Task brief – Count how many lines hold the string "April". Give that number alone.

Task data –

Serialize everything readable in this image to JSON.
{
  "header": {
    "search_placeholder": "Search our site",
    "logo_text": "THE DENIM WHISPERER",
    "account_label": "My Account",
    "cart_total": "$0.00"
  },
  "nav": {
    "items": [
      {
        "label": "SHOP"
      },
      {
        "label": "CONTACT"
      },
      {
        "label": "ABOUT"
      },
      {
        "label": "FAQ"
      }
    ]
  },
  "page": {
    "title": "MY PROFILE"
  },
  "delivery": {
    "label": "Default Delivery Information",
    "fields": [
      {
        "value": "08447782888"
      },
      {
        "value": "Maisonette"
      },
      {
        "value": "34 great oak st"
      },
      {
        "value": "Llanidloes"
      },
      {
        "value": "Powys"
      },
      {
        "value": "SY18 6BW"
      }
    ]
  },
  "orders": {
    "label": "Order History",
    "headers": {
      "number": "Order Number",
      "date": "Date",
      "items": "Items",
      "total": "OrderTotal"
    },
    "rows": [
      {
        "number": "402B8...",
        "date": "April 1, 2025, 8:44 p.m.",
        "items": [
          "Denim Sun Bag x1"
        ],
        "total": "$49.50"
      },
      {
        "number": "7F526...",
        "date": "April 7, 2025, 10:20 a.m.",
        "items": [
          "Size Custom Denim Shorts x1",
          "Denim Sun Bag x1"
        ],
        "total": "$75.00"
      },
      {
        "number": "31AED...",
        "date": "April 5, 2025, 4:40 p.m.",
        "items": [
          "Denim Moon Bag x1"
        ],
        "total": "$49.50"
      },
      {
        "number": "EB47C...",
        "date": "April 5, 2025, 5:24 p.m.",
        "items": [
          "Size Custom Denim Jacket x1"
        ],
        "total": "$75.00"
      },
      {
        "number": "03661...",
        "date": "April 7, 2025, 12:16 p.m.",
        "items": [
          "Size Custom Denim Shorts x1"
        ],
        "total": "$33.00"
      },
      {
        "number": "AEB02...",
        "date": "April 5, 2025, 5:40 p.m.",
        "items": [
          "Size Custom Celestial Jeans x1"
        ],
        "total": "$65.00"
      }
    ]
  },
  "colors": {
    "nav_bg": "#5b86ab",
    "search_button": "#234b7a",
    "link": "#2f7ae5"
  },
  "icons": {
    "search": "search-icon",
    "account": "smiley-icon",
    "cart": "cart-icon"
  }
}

Result – 6